- [Task description]
Reproduce the lines of the material exactly, excluding every image.

- [Data supplied]

--------------------------------------------------

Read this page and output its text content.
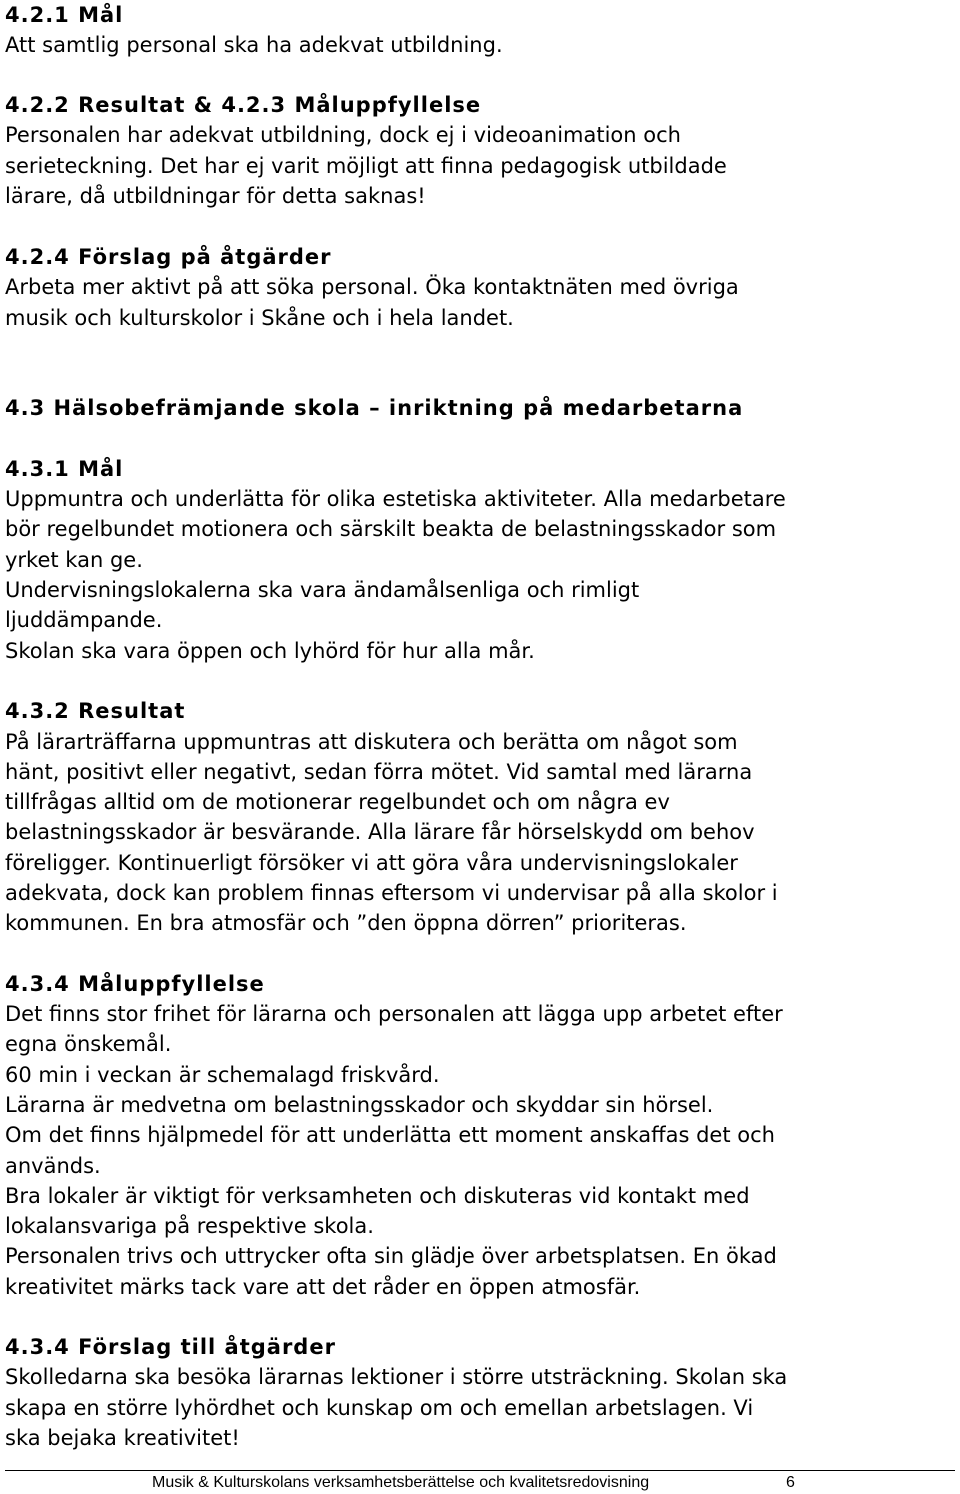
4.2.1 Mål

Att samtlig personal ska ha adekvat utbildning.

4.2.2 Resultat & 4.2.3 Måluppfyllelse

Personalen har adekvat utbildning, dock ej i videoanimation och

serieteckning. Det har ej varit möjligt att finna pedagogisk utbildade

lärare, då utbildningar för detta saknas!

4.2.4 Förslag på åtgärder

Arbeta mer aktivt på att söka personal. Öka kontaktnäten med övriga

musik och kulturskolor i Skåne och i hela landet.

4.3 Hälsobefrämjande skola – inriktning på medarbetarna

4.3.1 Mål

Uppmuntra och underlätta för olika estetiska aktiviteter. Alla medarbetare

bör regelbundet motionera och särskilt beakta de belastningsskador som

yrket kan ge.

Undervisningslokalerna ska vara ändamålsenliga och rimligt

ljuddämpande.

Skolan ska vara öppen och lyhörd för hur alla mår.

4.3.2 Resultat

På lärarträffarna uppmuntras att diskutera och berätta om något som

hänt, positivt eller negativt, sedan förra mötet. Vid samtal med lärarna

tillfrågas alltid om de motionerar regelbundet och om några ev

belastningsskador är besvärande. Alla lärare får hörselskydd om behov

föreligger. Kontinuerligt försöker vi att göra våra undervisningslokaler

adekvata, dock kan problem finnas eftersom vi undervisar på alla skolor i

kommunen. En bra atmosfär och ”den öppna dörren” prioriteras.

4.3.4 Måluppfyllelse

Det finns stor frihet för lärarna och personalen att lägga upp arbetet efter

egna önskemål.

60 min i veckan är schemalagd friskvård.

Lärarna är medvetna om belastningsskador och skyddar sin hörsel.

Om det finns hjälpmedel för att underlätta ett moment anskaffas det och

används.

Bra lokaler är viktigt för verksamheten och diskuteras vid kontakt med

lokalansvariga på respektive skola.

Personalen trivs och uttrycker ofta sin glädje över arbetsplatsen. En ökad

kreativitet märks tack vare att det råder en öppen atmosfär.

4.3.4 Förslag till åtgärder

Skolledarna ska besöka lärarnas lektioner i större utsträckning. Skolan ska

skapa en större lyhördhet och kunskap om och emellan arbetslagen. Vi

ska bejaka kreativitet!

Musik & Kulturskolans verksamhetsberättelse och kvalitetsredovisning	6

--------------------------------------------------

- [Answer to the exercise]
Read this page and output its text content.
4.2.1 Mål

Att samtlig personal ska ha adekvat utbildning.

4.2.2 Resultat & 4.2.3 Måluppfyllelse

Personalen har adekvat utbildning, dock ej i videoanimation och

serieteckning. Det har ej varit möjligt att finna pedagogisk utbildade

lärare, då utbildningar för detta saknas!

4.2.4 Förslag på åtgärder

Arbeta mer aktivt på att söka personal. Öka kontaktnäten med övriga

musik och kulturskolor i Skåne och i hela landet.

4.3 Hälsobefrämjande skola – inriktning på medarbetarna

4.3.1 Mål

Uppmuntra och underlätta för olika estetiska aktiviteter. Alla medarbetare

bör regelbundet motionera och särskilt beakta de belastningsskador som

yrket kan ge.

Undervisningslokalerna ska vara ändamålsenliga och rimligt

ljuddämpande.

Skolan ska vara öppen och lyhörd för hur alla mår.

4.3.2 Resultat

På lärarträffarna uppmuntras att diskutera och berätta om något som

hänt, positivt eller negativt, sedan förra mötet. Vid samtal med lärarna

tillfrågas alltid om de motionerar regelbundet och om några ev

belastningsskador är besvärande. Alla lärare får hörselskydd om behov

föreligger. Kontinuerligt försöker vi att göra våra undervisningslokaler

adekvata, dock kan problem finnas eftersom vi undervisar på alla skolor i

kommunen. En bra atmosfär och ”den öppna dörren” prioriteras.

4.3.4 Måluppfyllelse

Det finns stor frihet för lärarna och personalen att lägga upp arbetet efter

egna önskemål.

60 min i veckan är schemalagd friskvård.

Lärarna är medvetna om belastningsskador och skyddar sin hörsel.

Om det finns hjälpmedel för att underlätta ett moment anskaffas det och

används.

Bra lokaler är viktigt för verksamheten och diskuteras vid kontakt med

lokalansvariga på respektive skola.

Personalen trivs och uttrycker ofta sin glädje över arbetsplatsen. En ökad

kreativitet märks tack vare att det råder en öppen atmosfär.

4.3.4 Förslag till åtgärder

Skolledarna ska besöka lärarnas lektioner i större utsträckning. Skolan ska

skapa en större lyhördhet och kunskap om och emellan arbetslagen. Vi

ska bejaka kreativitet!

Musik & Kulturskolans verksamhetsberättelse och kvalitetsredovisning	6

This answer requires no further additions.